- EXERCISE
List each line of the data in which the string "JSON" appears.

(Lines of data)
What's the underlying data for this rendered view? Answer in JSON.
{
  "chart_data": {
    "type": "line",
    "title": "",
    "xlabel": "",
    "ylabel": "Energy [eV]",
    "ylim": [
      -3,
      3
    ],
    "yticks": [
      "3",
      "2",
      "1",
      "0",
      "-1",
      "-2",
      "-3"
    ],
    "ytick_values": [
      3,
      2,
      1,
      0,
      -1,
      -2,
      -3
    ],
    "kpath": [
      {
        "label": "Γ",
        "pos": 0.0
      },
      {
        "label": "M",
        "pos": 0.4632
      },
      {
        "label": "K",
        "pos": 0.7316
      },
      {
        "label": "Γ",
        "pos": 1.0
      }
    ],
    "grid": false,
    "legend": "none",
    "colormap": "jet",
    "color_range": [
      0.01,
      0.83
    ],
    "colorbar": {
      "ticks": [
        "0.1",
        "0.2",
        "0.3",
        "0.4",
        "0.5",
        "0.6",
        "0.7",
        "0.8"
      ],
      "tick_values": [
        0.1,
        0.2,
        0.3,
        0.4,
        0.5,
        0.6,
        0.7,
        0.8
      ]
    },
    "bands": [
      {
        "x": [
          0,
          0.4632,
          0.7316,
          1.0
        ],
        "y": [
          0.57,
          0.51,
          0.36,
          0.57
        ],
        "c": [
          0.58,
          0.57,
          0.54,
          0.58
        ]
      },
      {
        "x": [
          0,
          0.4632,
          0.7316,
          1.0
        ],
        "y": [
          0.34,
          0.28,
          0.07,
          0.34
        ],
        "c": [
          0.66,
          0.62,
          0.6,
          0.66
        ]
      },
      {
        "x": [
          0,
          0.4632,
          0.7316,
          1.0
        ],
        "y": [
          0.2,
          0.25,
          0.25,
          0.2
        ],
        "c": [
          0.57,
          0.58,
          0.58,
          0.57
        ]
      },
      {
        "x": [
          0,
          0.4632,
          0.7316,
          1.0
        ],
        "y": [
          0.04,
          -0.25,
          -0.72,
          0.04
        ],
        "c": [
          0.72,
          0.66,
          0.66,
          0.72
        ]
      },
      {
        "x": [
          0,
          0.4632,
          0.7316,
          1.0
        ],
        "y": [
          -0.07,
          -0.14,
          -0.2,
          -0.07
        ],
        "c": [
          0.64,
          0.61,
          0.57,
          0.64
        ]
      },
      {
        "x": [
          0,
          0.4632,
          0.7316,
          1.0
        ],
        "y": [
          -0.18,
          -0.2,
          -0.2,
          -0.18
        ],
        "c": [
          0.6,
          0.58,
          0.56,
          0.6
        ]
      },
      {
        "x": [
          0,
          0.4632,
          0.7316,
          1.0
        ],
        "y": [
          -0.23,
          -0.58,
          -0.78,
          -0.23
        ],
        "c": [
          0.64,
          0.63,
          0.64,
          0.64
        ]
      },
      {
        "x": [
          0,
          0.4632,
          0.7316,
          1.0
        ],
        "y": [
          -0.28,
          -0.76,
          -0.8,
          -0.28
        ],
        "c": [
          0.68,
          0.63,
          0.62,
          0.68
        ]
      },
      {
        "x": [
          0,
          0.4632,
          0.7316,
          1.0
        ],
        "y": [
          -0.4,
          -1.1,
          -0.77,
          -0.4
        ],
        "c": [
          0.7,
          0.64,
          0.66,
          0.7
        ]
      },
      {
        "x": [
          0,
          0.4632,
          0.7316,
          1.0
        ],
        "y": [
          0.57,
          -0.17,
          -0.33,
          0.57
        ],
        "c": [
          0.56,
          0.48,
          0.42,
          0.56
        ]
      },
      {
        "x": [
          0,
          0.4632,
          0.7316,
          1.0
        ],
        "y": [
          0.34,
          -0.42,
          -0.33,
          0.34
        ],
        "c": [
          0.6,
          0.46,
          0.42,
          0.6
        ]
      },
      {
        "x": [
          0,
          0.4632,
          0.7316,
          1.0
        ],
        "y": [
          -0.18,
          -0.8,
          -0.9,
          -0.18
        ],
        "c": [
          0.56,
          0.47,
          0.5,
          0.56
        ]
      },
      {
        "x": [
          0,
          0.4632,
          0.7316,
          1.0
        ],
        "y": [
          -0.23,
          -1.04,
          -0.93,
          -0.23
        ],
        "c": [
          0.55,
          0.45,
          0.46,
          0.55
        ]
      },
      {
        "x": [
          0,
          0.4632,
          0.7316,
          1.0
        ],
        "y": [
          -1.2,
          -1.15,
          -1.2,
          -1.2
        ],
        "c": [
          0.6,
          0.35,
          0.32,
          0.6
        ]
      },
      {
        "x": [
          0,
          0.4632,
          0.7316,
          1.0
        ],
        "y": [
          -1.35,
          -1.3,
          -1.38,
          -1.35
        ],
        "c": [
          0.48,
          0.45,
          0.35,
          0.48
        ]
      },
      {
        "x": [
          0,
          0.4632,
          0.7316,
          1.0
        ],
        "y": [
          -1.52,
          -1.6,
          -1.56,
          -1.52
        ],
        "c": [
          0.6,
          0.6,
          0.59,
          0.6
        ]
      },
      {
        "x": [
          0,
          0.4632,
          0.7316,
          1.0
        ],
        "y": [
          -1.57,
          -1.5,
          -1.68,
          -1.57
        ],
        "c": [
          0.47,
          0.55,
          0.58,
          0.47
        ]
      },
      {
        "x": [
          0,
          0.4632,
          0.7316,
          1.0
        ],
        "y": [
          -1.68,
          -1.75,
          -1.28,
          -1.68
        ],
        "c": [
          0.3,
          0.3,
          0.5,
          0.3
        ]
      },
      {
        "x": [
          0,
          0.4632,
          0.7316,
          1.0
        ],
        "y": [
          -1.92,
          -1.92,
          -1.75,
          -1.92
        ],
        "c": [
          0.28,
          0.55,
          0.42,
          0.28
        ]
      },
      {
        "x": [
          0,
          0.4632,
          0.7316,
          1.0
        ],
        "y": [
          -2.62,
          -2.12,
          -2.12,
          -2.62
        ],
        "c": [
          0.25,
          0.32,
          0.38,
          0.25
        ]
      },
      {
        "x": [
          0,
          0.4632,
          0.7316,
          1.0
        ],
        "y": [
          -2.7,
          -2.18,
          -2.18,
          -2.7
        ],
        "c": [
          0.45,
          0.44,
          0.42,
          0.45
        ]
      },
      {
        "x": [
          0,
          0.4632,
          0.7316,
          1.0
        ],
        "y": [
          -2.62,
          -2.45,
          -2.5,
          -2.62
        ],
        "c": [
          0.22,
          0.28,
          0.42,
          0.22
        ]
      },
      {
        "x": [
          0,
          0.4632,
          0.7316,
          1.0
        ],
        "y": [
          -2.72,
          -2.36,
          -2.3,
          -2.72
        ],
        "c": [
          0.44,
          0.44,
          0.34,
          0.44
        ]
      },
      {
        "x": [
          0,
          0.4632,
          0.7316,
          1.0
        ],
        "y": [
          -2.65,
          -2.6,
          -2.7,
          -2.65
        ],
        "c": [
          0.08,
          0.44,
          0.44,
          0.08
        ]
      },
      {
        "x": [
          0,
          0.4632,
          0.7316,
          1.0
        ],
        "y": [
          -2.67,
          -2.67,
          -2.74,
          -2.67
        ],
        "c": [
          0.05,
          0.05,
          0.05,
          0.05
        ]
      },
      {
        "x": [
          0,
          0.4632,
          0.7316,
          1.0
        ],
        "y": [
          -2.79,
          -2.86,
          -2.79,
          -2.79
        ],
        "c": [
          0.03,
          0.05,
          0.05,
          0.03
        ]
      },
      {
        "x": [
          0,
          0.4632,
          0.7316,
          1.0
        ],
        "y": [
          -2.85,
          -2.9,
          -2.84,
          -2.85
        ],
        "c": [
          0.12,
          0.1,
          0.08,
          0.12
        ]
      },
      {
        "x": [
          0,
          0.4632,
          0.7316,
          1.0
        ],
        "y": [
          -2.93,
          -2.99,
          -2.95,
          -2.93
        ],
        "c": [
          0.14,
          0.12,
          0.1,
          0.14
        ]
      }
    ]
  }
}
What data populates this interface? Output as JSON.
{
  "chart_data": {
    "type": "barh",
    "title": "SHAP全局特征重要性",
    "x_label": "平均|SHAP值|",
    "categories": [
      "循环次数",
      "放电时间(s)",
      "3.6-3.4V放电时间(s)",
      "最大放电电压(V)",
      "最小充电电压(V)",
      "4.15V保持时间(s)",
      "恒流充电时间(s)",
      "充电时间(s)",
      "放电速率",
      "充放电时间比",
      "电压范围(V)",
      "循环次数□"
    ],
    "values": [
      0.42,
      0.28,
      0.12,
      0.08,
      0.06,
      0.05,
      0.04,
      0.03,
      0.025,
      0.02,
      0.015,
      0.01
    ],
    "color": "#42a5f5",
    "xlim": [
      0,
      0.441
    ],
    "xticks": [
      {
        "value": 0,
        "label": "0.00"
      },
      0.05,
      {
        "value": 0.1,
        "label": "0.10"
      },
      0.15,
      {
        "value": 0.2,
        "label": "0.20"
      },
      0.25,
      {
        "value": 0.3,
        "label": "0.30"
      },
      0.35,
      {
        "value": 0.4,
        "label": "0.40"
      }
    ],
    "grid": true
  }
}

- ANSWER FOR THE TASK
What's the underlying data for this rendered view? Answer in JSON.
What data populates this interface? Output as JSON.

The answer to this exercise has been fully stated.